# WORK INSTRUCTIONS:
Produce the listing below again, exactly as shown.

# ENTRIES SHOWN:

- - - -

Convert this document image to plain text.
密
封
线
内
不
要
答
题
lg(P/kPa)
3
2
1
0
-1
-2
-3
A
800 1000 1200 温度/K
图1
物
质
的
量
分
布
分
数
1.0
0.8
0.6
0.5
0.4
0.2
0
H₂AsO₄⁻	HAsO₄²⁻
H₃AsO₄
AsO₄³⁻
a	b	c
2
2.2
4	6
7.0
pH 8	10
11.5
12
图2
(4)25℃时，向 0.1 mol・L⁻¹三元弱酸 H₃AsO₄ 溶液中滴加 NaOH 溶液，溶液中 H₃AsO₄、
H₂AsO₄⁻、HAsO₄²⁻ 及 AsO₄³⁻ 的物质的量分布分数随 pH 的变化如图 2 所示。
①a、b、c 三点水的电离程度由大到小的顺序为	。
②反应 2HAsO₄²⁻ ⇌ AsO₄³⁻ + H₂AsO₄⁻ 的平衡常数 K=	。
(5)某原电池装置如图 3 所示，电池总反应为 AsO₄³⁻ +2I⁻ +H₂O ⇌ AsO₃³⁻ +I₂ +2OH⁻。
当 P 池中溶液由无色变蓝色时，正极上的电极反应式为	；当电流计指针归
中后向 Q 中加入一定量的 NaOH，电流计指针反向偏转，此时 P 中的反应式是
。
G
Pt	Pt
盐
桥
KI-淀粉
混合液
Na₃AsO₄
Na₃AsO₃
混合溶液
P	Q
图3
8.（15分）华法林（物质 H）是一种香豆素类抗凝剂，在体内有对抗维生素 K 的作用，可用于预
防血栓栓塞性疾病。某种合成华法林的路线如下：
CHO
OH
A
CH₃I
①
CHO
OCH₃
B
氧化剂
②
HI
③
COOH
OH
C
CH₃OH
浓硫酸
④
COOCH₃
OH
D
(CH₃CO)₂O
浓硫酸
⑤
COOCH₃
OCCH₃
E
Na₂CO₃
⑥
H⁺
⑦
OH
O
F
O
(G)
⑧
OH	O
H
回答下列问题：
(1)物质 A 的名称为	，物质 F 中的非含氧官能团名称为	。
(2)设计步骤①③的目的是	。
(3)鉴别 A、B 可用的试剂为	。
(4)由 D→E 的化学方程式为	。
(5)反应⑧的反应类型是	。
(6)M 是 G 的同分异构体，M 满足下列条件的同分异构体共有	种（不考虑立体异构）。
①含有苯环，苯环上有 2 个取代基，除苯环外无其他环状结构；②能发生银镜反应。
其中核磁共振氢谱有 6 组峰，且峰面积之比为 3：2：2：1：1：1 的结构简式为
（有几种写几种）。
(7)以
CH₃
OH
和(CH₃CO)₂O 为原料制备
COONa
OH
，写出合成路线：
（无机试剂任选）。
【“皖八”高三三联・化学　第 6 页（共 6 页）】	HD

- - - -

# ANSWER TO THE TASK:
Convert this document image to plain text.
密
封
线
内
不
要
答
题
lg(P/kPa)
3
2
1
0
-1
-2
-3
A
800 1000 1200 温度/K
图1
物
质
的
量
分
布
分
数
1.0
0.8
0.6
0.5
0.4
0.2
0
H₂AsO₄⁻	HAsO₄²⁻
H₃AsO₄
AsO₄³⁻
a	b	c
2
2.2
4	6
7.0
pH 8	10
11.5
12
图2
(4)25℃时，向 0.1 mol・L⁻¹三元弱酸 H₃AsO₄ 溶液中滴加 NaOH 溶液，溶液中 H₃AsO₄、
H₂AsO₄⁻、HAsO₄²⁻ 及 AsO₄³⁻ 的物质的量分布分数随 pH 的变化如图 2 所示。
①a、b、c 三点水的电离程度由大到小的顺序为	。
②反应 2HAsO₄²⁻ ⇌ AsO₄³⁻ + H₂AsO₄⁻ 的平衡常数 K=	。
(5)某原电池装置如图 3 所示，电池总反应为 AsO₄³⁻ +2I⁻ +H₂O ⇌ AsO₃³⁻ +I₂ +2OH⁻。
当 P 池中溶液由无色变蓝色时，正极上的电极反应式为	；当电流计指针归
中后向 Q 中加入一定量的 NaOH，电流计指针反向偏转，此时 P 中的反应式是
。
G
Pt	Pt
盐
桥
KI-淀粉
混合液
Na₃AsO₄
Na₃AsO₃
混合溶液
P	Q
图3
8.（15分）华法林（物质 H）是一种香豆素类抗凝剂，在体内有对抗维生素 K 的作用，可用于预
防血栓栓塞性疾病。某种合成华法林的路线如下：
CHO
OH
A
CH₃I
①
CHO
OCH₃
B
氧化剂
②
HI
③
COOH
OH
C
CH₃OH
浓硫酸
④
COOCH₃
OH
D
(CH₃CO)₂O
浓硫酸
⑤
COOCH₃
OCCH₃
E
Na₂CO₃
⑥
H⁺
⑦
OH
O
F
O
(G)
⑧
OH	O
H
回答下列问题：
(1)物质 A 的名称为	，物质 F 中的非含氧官能团名称为	。
(2)设计步骤①③的目的是	。
(3)鉴别 A、B 可用的试剂为	。
(4)由 D→E 的化学方程式为	。
(5)反应⑧的反应类型是	。
(6)M 是 G 的同分异构体，M 满足下列条件的同分异构体共有	种（不考虑立体异构）。
①含有苯环，苯环上有 2 个取代基，除苯环外无其他环状结构；②能发生银镜反应。
其中核磁共振氢谱有 6 组峰，且峰面积之比为 3：2：2：1：1：1 的结构简式为
（有几种写几种）。
(7)以
CH₃
OH
和(CH₃CO)₂O 为原料制备
COONa
OH
，写出合成路线：
（无机试剂任选）。
【“皖八”高三三联・化学　第 6 页（共 6 页）】	HD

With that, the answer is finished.